The records below must be output exactly, without pictures.

──────

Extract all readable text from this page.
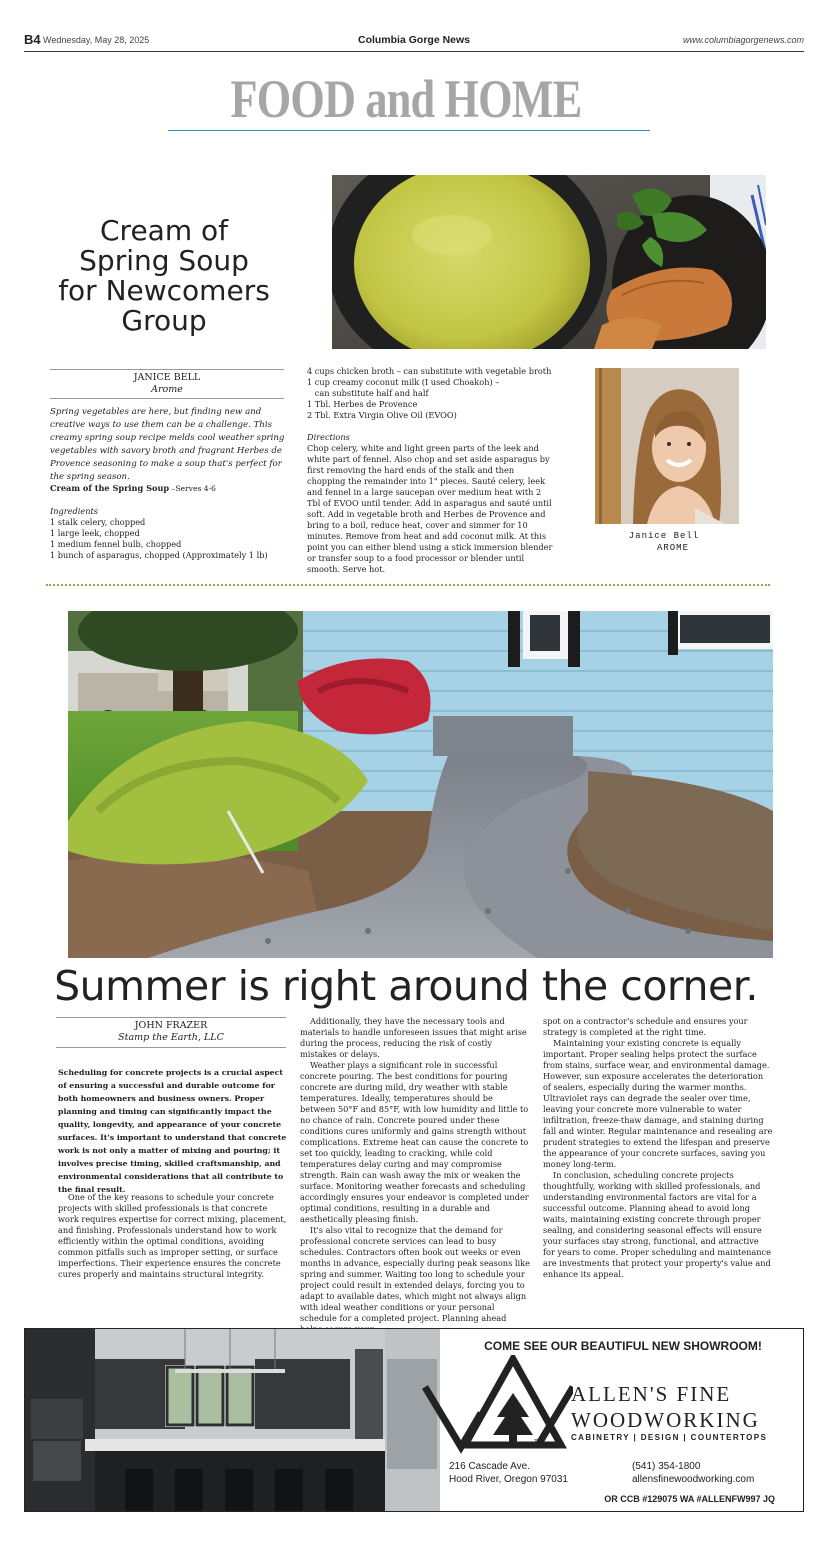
B4 Wednesday, May 28, 2025	Columbia Gorge News	www.columbiagorgenews.com
FOOD and HOME
Cream of
Spring Soup
for Newcomers
Group
JANICE BELL
Arome
Spring vegetables are here, but finding new and creative ways to use them can be a challenge. This creamy spring soup recipe melds cool weather spring vegetables with savory broth and fragrant Herbes de Provence seasoning to make a soup that's perfect for the spring season.
Cream of the Spring Soup –Serves 4-6
Ingredients
1 stalk celery, chopped
1 large leek, chopped
1 medium fennel bulb, chopped
1 bunch of asparagus, chopped (Approximately 1 lb)
4 cups chicken broth – can substitute with vegetable broth
1 cup creamy coconut milk (I used Choakoh) –
can substitute half and half
1 Tbl. Herbes de Provence
2 Tbl. Extra Virgin Olive Oil (EVOO)
Directions
Chop celery, white and light green parts of the leek and white part of fennel. Also chop and set aside asparagus by first removing the hard ends of the stalk and then chopping the remainder into 1" pieces. Sauté celery, leek and fennel in a large saucepan over medium heat with 2 Tbl of EVOO until tender. Add in asparagus and sauté until soft. Add in vegetable broth and Herbes de Provence and bring to a boil, reduce heat, cover and simmer for 10 minutes. Remove from heat and add coconut milk. At this point you can either blend using a stick immersion blender or transfer soup to a food processor or blender until smooth. Serve hot.
Janice Bell
AROME
Summer is right around the corner.
JOHN FRAZER
Stamp the Earth, LLC
Scheduling for concrete projects is a crucial aspect of ensuring a successful and durable outcome for both homeowners and business owners. Proper planning and timing can significantly impact the quality, longevity, and appearance of your concrete surfaces. It's important to understand that concrete work is not only a matter of mixing and pouring; it involves precise timing, skilled craftsmanship, and environmental considerations that all contribute to the final result.

One of the key reasons to schedule your concrete projects with skilled professionals is that concrete work requires expertise for correct mixing, placement, and finishing. Professionals understand how to work efficiently within the optimal conditions, avoiding common pitfalls such as improper setting, or surface imperfections. Their experience ensures the concrete cures properly and maintains structural integrity.

Additionally, they have the necessary tools and materials to handle unforeseen issues that might arise during the process, reducing the risk of costly mistakes or delays.

Weather plays a significant role in successful concrete pouring. The best conditions for pouring concrete are during mild, dry weather with stable temperatures. Ideally, temperatures should be between 50°F and 85°F, with low humidity and little to no chance of rain. Concrete poured under these conditions cures uniformly and gains strength without complications. Extreme heat can cause the concrete to set too quickly, leading to cracking, while cold temperatures delay curing and may compromise strength. Rain can wash away the mix or weaken the surface. Monitoring weather forecasts and scheduling accordingly ensures your endeavor is completed under optimal conditions, resulting in a durable and aesthetically pleasing finish.

It's also vital to recognize that the demand for professional concrete services can lead to busy schedules. Contractors often book out weeks or even months in advance, especially during peak seasons like spring and summer. Waiting too long to schedule your project could result in extended delays, forcing you to adapt to available dates, which might not always align with ideal weather conditions or your personal schedule for a completed project. Planning ahead

spot on a contractor's schedule and ensures your strategy is completed at the right time.

Maintaining your existing concrete is equally important. Proper sealing helps protect the surface from stains, surface wear, and environmental damage. However, sun exposure accelerates the deterioration of sealers, especially during the warmer months. Ultraviolet rays can degrade the sealer over time, leaving your concrete more vulnerable to water infiltration, freeze-thaw damage, and staining during fall and winter. Regular maintenance and resealing are prudent strategies to extend the lifespan and preserve the appearance of your concrete surfaces, saving you money long-term.

In conclusion, scheduling concrete projects thoughtfully, working with skilled professionals, and understanding environmental factors are vital for a successful outcome. Planning ahead to avoid long waits, maintaining existing concrete through proper sealing, and considering seasonal effects will ensure your surfaces stay strong, functional, and attractive for years to come. Proper scheduling and maintenance are investments that protect your property's value and enhance its appeal.

COME SEE OUR BEAUTIFUL NEW SHOWROOM!
TM
ALLEN'S FINE
WOODWORKING
CABINETRY | DESIGN | COUNTERTOPS
216 Cascade Ave.
Hood River, Oregon 97031
(541) 354-1800
allensfinewoodworking.com
OR CCB #129075 WA #ALLENFW997 JQ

──────

▸ **The completed task**:
Extract all readable text from this page.
B4 Wednesday, May 28, 2025	Columbia Gorge News	www.columbiagorgenews.com
FOOD and HOME
Cream of
Spring Soup
for Newcomers
Group
JANICE BELL
Arome
Spring vegetables are here, but finding new and creative ways to use them can be a challenge. This creamy spring soup recipe melds cool weather spring vegetables with savory broth and fragrant Herbes de Provence seasoning to make a soup that's perfect for the spring season.
Cream of the Spring Soup –Serves 4-6
Ingredients
1 stalk celery, chopped
1 large leek, chopped
1 medium fennel bulb, chopped
1 bunch of asparagus, chopped (Approximately 1 lb)
4 cups chicken broth – can substitute with vegetable broth
1 cup creamy coconut milk (I used Choakoh) –
can substitute half and half
1 Tbl. Herbes de Provence
2 Tbl. Extra Virgin Olive Oil (EVOO)
Directions
Chop celery, white and light green parts of the leek and white part of fennel. Also chop and set aside asparagus by first removing the hard ends of the stalk and then chopping the remainder into 1" pieces. Sauté celery, leek and fennel in a large saucepan over medium heat with 2 Tbl of EVOO until tender. Add in asparagus and sauté until soft. Add in vegetable broth and Herbes de Provence and bring to a boil, reduce heat, cover and simmer for 10 minutes. Remove from heat and add coconut milk. At this point you can either blend using a stick immersion blender or transfer soup to a food processor or blender until smooth. Serve hot.
Janice Bell
AROME
Summer is right around the corner.
JOHN FRAZER
Stamp the Earth, LLC
Scheduling for concrete projects is a crucial aspect of ensuring a successful and durable outcome for both homeowners and business owners. Proper planning and timing can significantly impact the quality, longevity, and appearance of your concrete surfaces. It's important to understand that concrete work is not only a matter of mixing and pouring; it involves precise timing, skilled craftsmanship, and environmental considerations that all contribute to the final result.

One of the key reasons to schedule your concrete projects with skilled professionals is that concrete work requires expertise for correct mixing, placement, and finishing. Professionals understand how to work efficiently within the optimal conditions, avoiding common pitfalls such as improper setting, or surface imperfections. Their experience ensures the concrete cures properly and maintains structural integrity.

Additionally, they have the necessary tools and materials to handle unforeseen issues that might arise during the process, reducing the risk of costly mistakes or delays.

Weather plays a significant role in successful concrete pouring. The best conditions for pouring concrete are during mild, dry weather with stable temperatures. Ideally, temperatures should be between 50°F and 85°F, with low humidity and little to no chance of rain. Concrete poured under these conditions cures uniformly and gains strength without complications. Extreme heat can cause the concrete to set too quickly, leading to cracking, while cold temperatures delay curing and may compromise strength. Rain can wash away the mix or weaken the surface. Monitoring weather forecasts and scheduling accordingly ensures your endeavor is completed under optimal conditions, resulting in a durable and aesthetically pleasing finish.

It's also vital to recognize that the demand for professional concrete services can lead to busy schedules. Contractors often book out weeks or even months in advance, especially during peak seasons like spring and summer. Waiting too long to schedule your project could result in extended delays, forcing you to adapt to available dates, which might not always align with ideal weather conditions or your personal schedule for a completed project. Planning ahead

spot on a contractor's schedule and ensures your strategy is completed at the right time.

Maintaining your existing concrete is equally important. Proper sealing helps protect the surface from stains, surface wear, and environmental damage. However, sun exposure accelerates the deterioration of sealers, especially during the warmer months. Ultraviolet rays can degrade the sealer over time, leaving your concrete more vulnerable to water infiltration, freeze-thaw damage, and staining during fall and winter. Regular maintenance and resealing are prudent strategies to extend the lifespan and preserve the appearance of your concrete surfaces, saving you money long-term.

In conclusion, scheduling concrete projects thoughtfully, working with skilled professionals, and understanding environmental factors are vital for a successful outcome. Planning ahead to avoid long waits, maintaining existing concrete through proper sealing, and considering seasonal effects will ensure your surfaces stay strong, functional, and attractive for years to come. Proper scheduling and maintenance are investments that protect your property's value and enhance its appeal.

COME SEE OUR BEAUTIFUL NEW SHOWROOM!
TM
ALLEN'S FINE
WOODWORKING
CABINETRY | DESIGN | COUNTERTOPS
216 Cascade Ave.
Hood River, Oregon 97031
(541) 354-1800
allensfinewoodworking.com
OR CCB #129075 WA #ALLENFW997 JQ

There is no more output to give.